### The task
Copy out the items from the beginning of the list through the line that contains "353, 729, 482]", with both ends included and every line unchanged.

<<<<

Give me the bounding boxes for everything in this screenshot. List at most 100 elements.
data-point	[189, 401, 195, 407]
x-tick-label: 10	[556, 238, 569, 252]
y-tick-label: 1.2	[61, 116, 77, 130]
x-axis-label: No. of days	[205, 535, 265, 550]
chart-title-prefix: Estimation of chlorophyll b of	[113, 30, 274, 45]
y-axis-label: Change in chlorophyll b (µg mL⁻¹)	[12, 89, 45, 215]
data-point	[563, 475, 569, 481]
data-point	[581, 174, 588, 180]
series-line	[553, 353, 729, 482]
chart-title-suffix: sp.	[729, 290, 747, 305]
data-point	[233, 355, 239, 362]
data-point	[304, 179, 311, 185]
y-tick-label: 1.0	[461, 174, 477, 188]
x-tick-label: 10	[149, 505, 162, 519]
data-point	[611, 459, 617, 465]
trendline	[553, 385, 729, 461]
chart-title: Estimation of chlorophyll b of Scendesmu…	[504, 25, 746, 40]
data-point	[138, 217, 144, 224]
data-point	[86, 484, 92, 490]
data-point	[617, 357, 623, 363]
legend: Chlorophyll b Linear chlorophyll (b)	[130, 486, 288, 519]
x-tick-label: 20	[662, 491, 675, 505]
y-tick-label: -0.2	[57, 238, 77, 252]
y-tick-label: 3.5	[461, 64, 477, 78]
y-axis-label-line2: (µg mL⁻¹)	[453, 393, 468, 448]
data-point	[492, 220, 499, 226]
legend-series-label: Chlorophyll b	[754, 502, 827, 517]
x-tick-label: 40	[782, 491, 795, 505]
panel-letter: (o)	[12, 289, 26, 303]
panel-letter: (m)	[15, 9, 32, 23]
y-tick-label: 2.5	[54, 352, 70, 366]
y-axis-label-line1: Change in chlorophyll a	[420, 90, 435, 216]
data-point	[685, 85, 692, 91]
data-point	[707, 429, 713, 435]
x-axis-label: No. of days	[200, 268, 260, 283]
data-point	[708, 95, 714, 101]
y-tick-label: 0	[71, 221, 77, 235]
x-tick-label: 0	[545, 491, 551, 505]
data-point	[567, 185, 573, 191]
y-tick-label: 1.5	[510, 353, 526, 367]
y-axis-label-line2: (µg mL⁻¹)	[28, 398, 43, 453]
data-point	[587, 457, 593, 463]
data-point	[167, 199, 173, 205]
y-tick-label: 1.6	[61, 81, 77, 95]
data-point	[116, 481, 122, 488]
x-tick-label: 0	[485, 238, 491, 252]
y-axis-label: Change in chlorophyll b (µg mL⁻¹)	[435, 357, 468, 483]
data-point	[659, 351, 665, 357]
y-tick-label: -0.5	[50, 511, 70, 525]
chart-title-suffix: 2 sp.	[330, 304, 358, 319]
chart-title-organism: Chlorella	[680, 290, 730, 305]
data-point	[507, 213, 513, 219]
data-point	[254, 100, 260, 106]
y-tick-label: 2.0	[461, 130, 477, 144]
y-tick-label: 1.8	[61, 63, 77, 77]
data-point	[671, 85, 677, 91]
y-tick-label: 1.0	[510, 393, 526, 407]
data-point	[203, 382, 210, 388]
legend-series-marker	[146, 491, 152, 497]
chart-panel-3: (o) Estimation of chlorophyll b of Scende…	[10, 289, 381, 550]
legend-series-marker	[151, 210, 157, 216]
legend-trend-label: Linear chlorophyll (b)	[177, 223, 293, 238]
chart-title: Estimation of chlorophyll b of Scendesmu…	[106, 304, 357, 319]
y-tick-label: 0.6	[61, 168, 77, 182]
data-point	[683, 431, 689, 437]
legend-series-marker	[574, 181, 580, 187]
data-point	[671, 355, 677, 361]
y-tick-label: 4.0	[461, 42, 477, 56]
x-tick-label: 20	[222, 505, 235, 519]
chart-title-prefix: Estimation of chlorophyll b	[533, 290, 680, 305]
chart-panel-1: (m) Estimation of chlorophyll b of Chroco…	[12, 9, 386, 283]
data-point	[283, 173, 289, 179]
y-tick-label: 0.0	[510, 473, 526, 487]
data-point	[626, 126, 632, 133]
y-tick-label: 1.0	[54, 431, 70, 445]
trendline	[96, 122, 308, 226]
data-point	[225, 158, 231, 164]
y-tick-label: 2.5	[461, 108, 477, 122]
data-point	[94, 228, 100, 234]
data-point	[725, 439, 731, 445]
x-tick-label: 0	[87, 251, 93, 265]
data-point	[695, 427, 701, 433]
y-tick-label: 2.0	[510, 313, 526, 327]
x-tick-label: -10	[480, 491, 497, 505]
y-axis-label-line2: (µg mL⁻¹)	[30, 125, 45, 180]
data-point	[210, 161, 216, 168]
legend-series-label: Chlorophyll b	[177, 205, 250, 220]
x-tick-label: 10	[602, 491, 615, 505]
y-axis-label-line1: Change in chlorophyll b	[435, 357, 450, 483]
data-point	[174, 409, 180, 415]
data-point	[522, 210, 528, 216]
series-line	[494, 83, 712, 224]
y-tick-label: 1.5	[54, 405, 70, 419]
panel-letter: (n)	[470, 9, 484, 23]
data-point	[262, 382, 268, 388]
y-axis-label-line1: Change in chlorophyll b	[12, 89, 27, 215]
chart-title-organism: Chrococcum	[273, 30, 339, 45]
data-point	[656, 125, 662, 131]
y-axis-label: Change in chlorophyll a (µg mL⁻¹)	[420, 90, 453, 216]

>>>>

### Written answer
Give me the bounding boxes for everything in this screenshot. List at most 100 elements.
data-point	[189, 401, 195, 407]
x-tick-label: 10	[556, 238, 569, 252]
y-tick-label: 1.2	[61, 116, 77, 130]
x-axis-label: No. of days	[205, 535, 265, 550]
chart-title-prefix: Estimation of chlorophyll b of	[113, 30, 274, 45]
y-axis-label: Change in chlorophyll b (µg mL⁻¹)	[12, 89, 45, 215]
data-point	[563, 475, 569, 481]
data-point	[581, 174, 588, 180]
series-line	[553, 353, 729, 482]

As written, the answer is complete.